(Records of spatial annotations)

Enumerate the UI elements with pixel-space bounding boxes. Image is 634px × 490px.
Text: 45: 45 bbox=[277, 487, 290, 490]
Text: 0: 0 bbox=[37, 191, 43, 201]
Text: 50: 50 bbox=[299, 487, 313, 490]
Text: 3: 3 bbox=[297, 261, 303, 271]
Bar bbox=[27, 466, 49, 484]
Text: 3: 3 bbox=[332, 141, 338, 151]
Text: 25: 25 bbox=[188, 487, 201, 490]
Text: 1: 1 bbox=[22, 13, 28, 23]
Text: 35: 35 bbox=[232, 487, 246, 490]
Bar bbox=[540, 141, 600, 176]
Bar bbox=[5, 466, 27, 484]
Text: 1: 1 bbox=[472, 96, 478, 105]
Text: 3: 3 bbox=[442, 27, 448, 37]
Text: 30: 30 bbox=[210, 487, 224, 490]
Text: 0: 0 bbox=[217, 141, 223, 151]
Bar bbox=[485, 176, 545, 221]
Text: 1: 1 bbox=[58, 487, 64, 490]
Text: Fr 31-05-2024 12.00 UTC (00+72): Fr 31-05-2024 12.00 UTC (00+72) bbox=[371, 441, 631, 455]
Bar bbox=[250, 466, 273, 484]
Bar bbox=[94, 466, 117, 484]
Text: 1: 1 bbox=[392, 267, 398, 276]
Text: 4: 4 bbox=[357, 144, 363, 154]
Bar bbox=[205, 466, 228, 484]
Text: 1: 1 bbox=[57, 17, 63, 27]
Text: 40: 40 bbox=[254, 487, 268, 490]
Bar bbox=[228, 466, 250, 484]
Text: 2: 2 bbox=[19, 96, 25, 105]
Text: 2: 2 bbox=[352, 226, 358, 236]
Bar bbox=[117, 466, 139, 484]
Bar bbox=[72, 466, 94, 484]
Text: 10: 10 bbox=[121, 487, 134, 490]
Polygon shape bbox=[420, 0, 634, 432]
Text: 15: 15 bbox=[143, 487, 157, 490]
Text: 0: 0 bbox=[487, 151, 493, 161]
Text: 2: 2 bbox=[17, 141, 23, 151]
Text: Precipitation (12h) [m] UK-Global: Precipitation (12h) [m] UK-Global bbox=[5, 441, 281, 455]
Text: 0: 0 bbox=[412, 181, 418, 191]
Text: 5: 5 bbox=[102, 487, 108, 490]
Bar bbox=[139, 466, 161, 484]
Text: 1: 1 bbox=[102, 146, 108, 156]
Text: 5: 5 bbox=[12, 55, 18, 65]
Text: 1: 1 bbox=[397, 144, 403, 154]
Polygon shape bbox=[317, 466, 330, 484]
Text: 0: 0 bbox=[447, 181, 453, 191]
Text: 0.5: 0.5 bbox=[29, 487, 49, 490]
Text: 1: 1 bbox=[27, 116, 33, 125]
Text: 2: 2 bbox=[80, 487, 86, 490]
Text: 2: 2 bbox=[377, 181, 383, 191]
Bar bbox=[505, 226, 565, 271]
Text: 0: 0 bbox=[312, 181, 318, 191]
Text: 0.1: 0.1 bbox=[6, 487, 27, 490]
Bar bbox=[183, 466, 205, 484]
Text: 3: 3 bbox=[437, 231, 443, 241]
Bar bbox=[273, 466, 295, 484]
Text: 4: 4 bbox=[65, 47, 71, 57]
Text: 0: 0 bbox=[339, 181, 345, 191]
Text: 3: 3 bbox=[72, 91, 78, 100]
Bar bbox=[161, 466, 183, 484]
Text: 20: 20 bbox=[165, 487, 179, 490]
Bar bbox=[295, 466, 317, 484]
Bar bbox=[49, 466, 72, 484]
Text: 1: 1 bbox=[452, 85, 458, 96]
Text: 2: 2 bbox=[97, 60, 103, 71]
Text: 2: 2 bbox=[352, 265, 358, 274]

**Aim**
Can you reproduce all of the lines above, character for character, without changing anything?

**Exercise answer**
Enumerate the UI elements with pixel-space bounding boxes. Image is 634px × 490px.
Text: 45: 45 bbox=[277, 487, 290, 490]
Text: 0: 0 bbox=[37, 191, 43, 201]
Text: 50: 50 bbox=[299, 487, 313, 490]
Text: 3: 3 bbox=[297, 261, 303, 271]
Bar bbox=[27, 466, 49, 484]
Text: 3: 3 bbox=[332, 141, 338, 151]
Text: 25: 25 bbox=[188, 487, 201, 490]
Text: 1: 1 bbox=[22, 13, 28, 23]
Text: 35: 35 bbox=[232, 487, 246, 490]
Bar bbox=[540, 141, 600, 176]
Bar bbox=[5, 466, 27, 484]
Text: 1: 1 bbox=[472, 96, 478, 105]
Text: 3: 3 bbox=[442, 27, 448, 37]
Text: 30: 30 bbox=[210, 487, 224, 490]
Text: 0: 0 bbox=[217, 141, 223, 151]
Bar bbox=[485, 176, 545, 221]
Text: 1: 1 bbox=[58, 487, 64, 490]
Text: Fr 31-05-2024 12.00 UTC (00+72): Fr 31-05-2024 12.00 UTC (00+72) bbox=[371, 441, 631, 455]
Bar bbox=[250, 466, 273, 484]
Bar bbox=[94, 466, 117, 484]
Text: 1: 1 bbox=[392, 267, 398, 276]
Text: 4: 4 bbox=[357, 144, 363, 154]
Bar bbox=[205, 466, 228, 484]
Text: 1: 1 bbox=[57, 17, 63, 27]
Text: 40: 40 bbox=[254, 487, 268, 490]
Bar bbox=[228, 466, 250, 484]
Text: 2: 2 bbox=[19, 96, 25, 105]
Text: 2: 2 bbox=[352, 226, 358, 236]
Bar bbox=[117, 466, 139, 484]
Bar bbox=[72, 466, 94, 484]
Text: 10: 10 bbox=[121, 487, 134, 490]
Polygon shape bbox=[420, 0, 634, 432]
Text: 15: 15 bbox=[143, 487, 157, 490]
Text: 0: 0 bbox=[487, 151, 493, 161]
Text: 2: 2 bbox=[17, 141, 23, 151]
Text: Precipitation (12h) [m] UK-Global: Precipitation (12h) [m] UK-Global bbox=[5, 441, 281, 455]
Text: 0: 0 bbox=[412, 181, 418, 191]
Text: 5: 5 bbox=[102, 487, 108, 490]
Bar bbox=[139, 466, 161, 484]
Text: 1: 1 bbox=[102, 146, 108, 156]
Text: 5: 5 bbox=[12, 55, 18, 65]
Text: 1: 1 bbox=[397, 144, 403, 154]
Polygon shape bbox=[317, 466, 330, 484]
Text: 0: 0 bbox=[447, 181, 453, 191]
Text: 0.5: 0.5 bbox=[29, 487, 49, 490]
Text: 1: 1 bbox=[27, 116, 33, 125]
Text: 2: 2 bbox=[80, 487, 86, 490]
Text: 2: 2 bbox=[377, 181, 383, 191]
Bar bbox=[505, 226, 565, 271]
Text: 0: 0 bbox=[312, 181, 318, 191]
Text: 0.1: 0.1 bbox=[6, 487, 27, 490]
Bar bbox=[183, 466, 205, 484]
Text: 3: 3 bbox=[437, 231, 443, 241]
Bar bbox=[273, 466, 295, 484]
Text: 4: 4 bbox=[65, 47, 71, 57]
Text: 0: 0 bbox=[339, 181, 345, 191]
Text: 3: 3 bbox=[72, 91, 78, 100]
Bar bbox=[161, 466, 183, 484]
Text: 20: 20 bbox=[165, 487, 179, 490]
Bar bbox=[295, 466, 317, 484]
Bar bbox=[49, 466, 72, 484]
Text: 1: 1 bbox=[452, 85, 458, 96]
Text: 2: 2 bbox=[97, 60, 103, 71]
Text: 2: 2 bbox=[352, 265, 358, 274]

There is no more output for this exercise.